- Problem to work on -
Exact reproduction of the data is required, with images excluded.

- Material provided -
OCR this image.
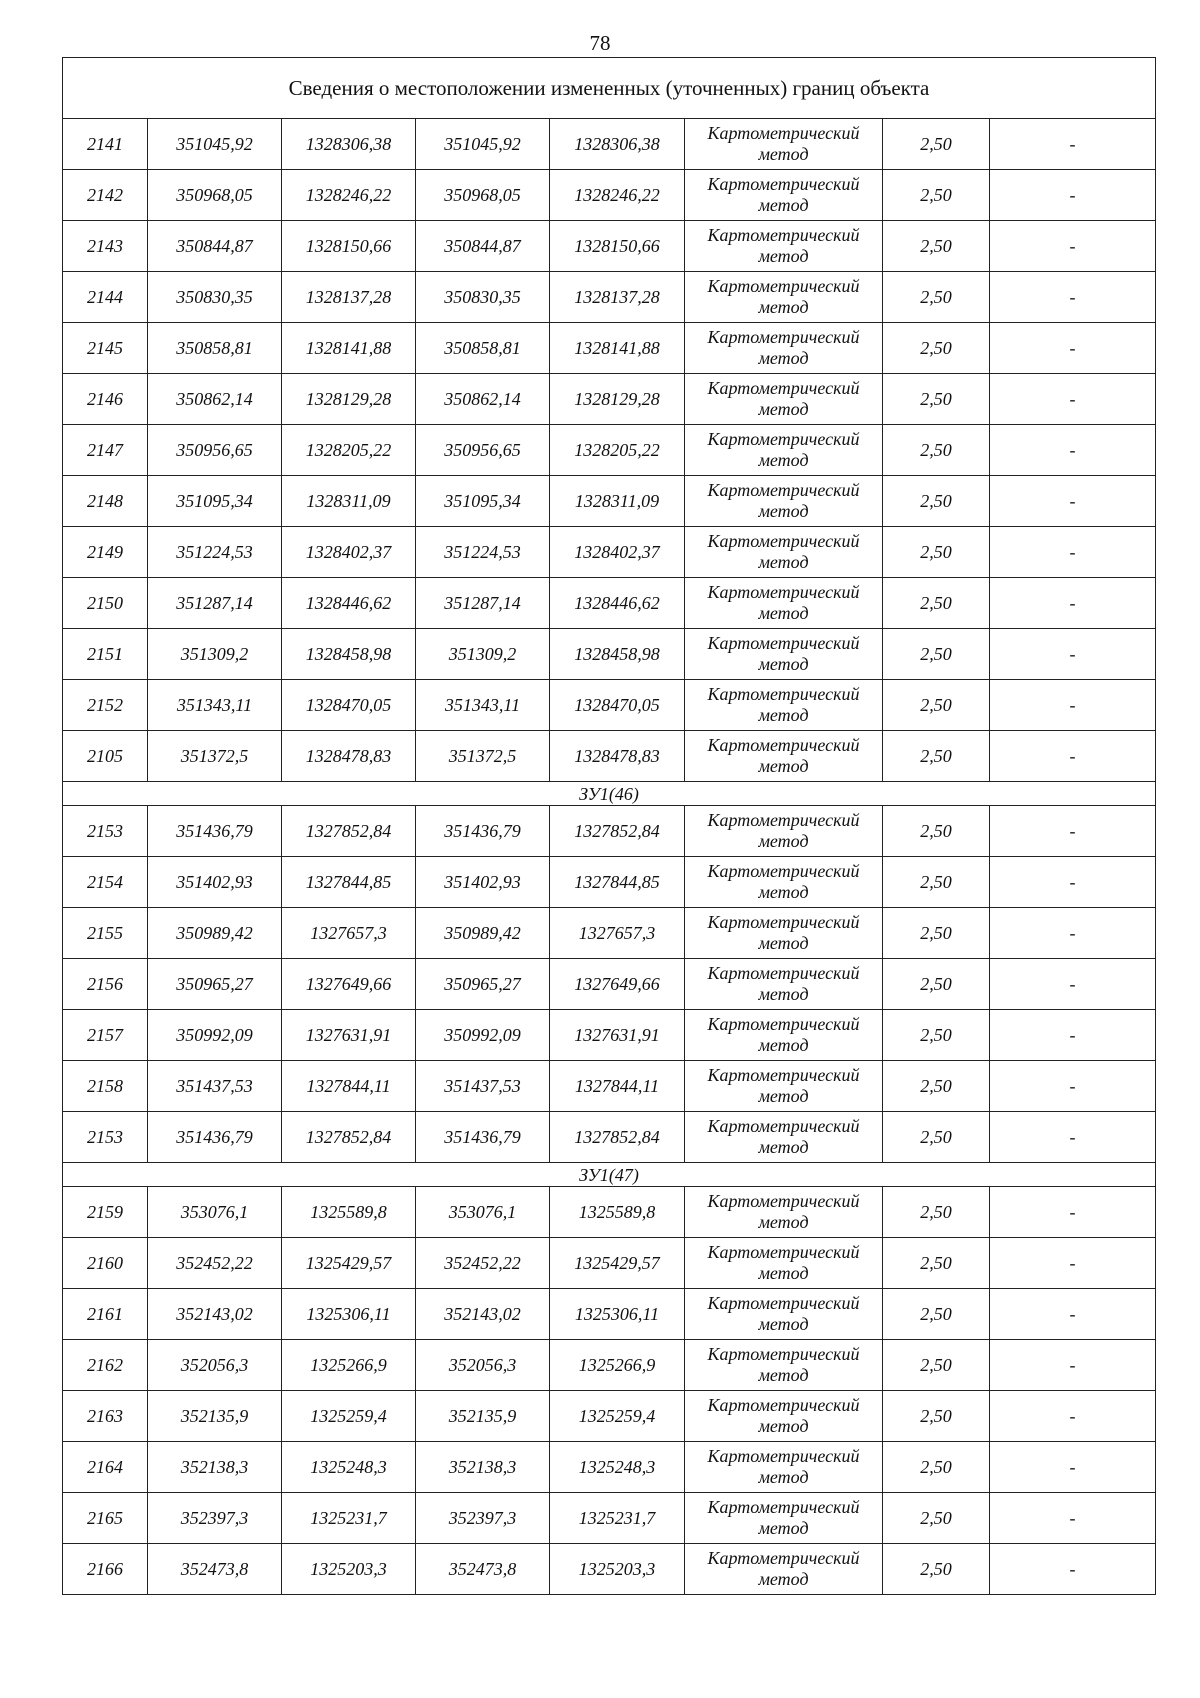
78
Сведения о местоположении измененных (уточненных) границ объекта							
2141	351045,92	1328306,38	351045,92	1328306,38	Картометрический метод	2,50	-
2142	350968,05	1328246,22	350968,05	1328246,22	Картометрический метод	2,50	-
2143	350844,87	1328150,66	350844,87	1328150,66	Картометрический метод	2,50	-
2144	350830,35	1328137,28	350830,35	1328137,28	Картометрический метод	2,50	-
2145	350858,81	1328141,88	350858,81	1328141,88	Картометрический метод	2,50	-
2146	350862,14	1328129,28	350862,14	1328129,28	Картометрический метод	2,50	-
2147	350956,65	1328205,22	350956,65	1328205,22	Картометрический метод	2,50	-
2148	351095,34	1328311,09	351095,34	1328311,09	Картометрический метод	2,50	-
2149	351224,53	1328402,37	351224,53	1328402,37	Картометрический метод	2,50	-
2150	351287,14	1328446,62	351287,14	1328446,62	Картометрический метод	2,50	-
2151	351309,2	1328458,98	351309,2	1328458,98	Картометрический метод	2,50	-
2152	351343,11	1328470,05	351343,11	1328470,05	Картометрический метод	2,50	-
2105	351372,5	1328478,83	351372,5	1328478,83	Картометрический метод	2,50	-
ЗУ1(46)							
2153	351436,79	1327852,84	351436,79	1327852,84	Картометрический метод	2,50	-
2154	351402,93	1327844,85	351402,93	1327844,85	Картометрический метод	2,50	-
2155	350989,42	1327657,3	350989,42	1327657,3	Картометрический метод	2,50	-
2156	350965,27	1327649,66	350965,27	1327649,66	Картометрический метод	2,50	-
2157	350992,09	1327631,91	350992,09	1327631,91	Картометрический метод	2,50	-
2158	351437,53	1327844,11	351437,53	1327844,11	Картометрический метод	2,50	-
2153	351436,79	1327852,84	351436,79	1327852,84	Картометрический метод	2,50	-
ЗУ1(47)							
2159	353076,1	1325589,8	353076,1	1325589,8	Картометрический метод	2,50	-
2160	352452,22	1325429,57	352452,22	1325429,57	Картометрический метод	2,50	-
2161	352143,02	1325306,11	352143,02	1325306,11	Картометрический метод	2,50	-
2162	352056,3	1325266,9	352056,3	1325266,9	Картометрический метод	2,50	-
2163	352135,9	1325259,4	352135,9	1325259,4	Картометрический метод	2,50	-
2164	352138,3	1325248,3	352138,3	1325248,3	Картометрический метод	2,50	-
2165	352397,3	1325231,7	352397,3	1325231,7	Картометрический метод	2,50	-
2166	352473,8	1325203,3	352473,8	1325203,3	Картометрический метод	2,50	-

- Right answer -
OCR this image.
78
Сведения о местоположении измененных (уточненных) границ объекта							
2141	351045,92	1328306,38	351045,92	1328306,38	Картометрический метод	2,50	-
2142	350968,05	1328246,22	350968,05	1328246,22	Картометрический метод	2,50	-
2143	350844,87	1328150,66	350844,87	1328150,66	Картометрический метод	2,50	-
2144	350830,35	1328137,28	350830,35	1328137,28	Картометрический метод	2,50	-
2145	350858,81	1328141,88	350858,81	1328141,88	Картометрический метод	2,50	-
2146	350862,14	1328129,28	350862,14	1328129,28	Картометрический метод	2,50	-
2147	350956,65	1328205,22	350956,65	1328205,22	Картометрический метод	2,50	-
2148	351095,34	1328311,09	351095,34	1328311,09	Картометрический метод	2,50	-
2149	351224,53	1328402,37	351224,53	1328402,37	Картометрический метод	2,50	-
2150	351287,14	1328446,62	351287,14	1328446,62	Картометрический метод	2,50	-
2151	351309,2	1328458,98	351309,2	1328458,98	Картометрический метод	2,50	-
2152	351343,11	1328470,05	351343,11	1328470,05	Картометрический метод	2,50	-
2105	351372,5	1328478,83	351372,5	1328478,83	Картометрический метод	2,50	-
ЗУ1(46)							
2153	351436,79	1327852,84	351436,79	1327852,84	Картометрический метод	2,50	-
2154	351402,93	1327844,85	351402,93	1327844,85	Картометрический метод	2,50	-
2155	350989,42	1327657,3	350989,42	1327657,3	Картометрический метод	2,50	-
2156	350965,27	1327649,66	350965,27	1327649,66	Картометрический метод	2,50	-
2157	350992,09	1327631,91	350992,09	1327631,91	Картометрический метод	2,50	-
2158	351437,53	1327844,11	351437,53	1327844,11	Картометрический метод	2,50	-
2153	351436,79	1327852,84	351436,79	1327852,84	Картометрический метод	2,50	-
ЗУ1(47)							
2159	353076,1	1325589,8	353076,1	1325589,8	Картометрический метод	2,50	-
2160	352452,22	1325429,57	352452,22	1325429,57	Картометрический метод	2,50	-
2161	352143,02	1325306,11	352143,02	1325306,11	Картометрический метод	2,50	-
2162	352056,3	1325266,9	352056,3	1325266,9	Картометрический метод	2,50	-
2163	352135,9	1325259,4	352135,9	1325259,4	Картометрический метод	2,50	-
2164	352138,3	1325248,3	352138,3	1325248,3	Картометрический метод	2,50	-
2165	352397,3	1325231,7	352397,3	1325231,7	Картометрический метод	2,50	-
2166	352473,8	1325203,3	352473,8	1325203,3	Картометрический метод	2,50	-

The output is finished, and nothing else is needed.